» What the exercise asks
Retype the material that follows, keeping every word as it is.

» Information provided
++++++++++++++++++++
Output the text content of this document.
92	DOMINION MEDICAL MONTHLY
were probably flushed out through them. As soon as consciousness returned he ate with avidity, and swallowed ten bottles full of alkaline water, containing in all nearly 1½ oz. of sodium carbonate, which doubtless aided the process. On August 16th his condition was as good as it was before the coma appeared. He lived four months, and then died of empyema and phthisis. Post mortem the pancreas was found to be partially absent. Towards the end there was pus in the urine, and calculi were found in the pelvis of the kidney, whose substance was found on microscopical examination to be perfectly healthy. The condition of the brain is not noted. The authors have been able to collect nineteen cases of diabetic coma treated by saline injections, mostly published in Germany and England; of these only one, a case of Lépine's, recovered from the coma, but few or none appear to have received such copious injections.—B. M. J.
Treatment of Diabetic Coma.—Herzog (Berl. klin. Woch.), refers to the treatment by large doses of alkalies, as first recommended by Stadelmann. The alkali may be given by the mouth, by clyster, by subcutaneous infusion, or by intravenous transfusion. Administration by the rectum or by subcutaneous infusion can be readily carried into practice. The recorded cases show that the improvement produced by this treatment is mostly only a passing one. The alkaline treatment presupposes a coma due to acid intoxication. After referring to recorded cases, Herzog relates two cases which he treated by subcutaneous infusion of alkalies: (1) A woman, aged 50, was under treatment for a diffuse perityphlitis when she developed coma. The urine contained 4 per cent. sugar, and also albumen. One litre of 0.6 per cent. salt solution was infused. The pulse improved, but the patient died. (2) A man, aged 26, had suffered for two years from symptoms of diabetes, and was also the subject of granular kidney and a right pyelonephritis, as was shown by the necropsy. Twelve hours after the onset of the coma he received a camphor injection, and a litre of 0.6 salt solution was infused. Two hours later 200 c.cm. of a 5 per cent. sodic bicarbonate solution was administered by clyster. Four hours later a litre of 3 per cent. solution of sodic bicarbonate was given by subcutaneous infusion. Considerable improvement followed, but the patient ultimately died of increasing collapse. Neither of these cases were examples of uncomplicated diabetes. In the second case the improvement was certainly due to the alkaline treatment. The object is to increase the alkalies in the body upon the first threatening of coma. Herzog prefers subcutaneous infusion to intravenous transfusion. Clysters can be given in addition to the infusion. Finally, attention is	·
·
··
++++++++++++++++++++
» Exercise result
Output the text content of this document.
92	DOMINION MEDICAL MONTHLY
were probably flushed out through them. As soon as consciousness returned he ate with avidity, and swallowed ten bottles full of alkaline water, containing in all nearly 1½ oz. of sodium carbonate, which doubtless aided the process. On August 16th his condition was as good as it was before the coma appeared. He lived four months, and then died of empyema and phthisis. Post mortem the pancreas was found to be partially absent. Towards the end there was pus in the urine, and calculi were found in the pelvis of the kidney, whose substance was found on microscopical examination to be perfectly healthy. The condition of the brain is not noted. The authors have been able to collect nineteen cases of diabetic coma treated by saline injections, mostly published in Germany and England; of these only one, a case of Lépine's, recovered from the coma, but few or none appear to have received such copious injections.—B. M. J.
Treatment of Diabetic Coma.—Herzog (Berl. klin. Woch.), refers to the treatment by large doses of alkalies, as first recommended by Stadelmann. The alkali may be given by the mouth, by clyster, by subcutaneous infusion, or by intravenous transfusion. Administration by the rectum or by subcutaneous infusion can be readily carried into practice. The recorded cases show that the improvement produced by this treatment is mostly only a passing one. The alkaline treatment presupposes a coma due to acid intoxication. After referring to recorded cases, Herzog relates two cases which he treated by subcutaneous infusion of alkalies: (1) A woman, aged 50, was under treatment for a diffuse perityphlitis when she developed coma. The urine contained 4 per cent. sugar, and also albumen. One litre of 0.6 per cent. salt solution was infused. The pulse improved, but the patient died. (2) A man, aged 26, had suffered for two years from symptoms of diabetes, and was also the subject of granular kidney and a right pyelonephritis, as was shown by the necropsy. Twelve hours after the onset of the coma he received a camphor injection, and a litre of 0.6 salt solution was infused. Two hours later 200 c.cm. of a 5 per cent. sodic bicarbonate solution was administered by clyster. Four hours later a litre of 3 per cent. solution of sodic bicarbonate was given by subcutaneous infusion. Considerable improvement followed, but the patient ultimately died of increasing collapse. Neither of these cases were examples of uncomplicated diabetes. In the second case the improvement was certainly due to the alkaline treatment. The object is to increase the alkalies in the body upon the first threatening of coma. Herzog prefers subcutaneous infusion to intravenous transfusion. Clysters can be given in addition to the infusion. Finally, attention is	·
·
··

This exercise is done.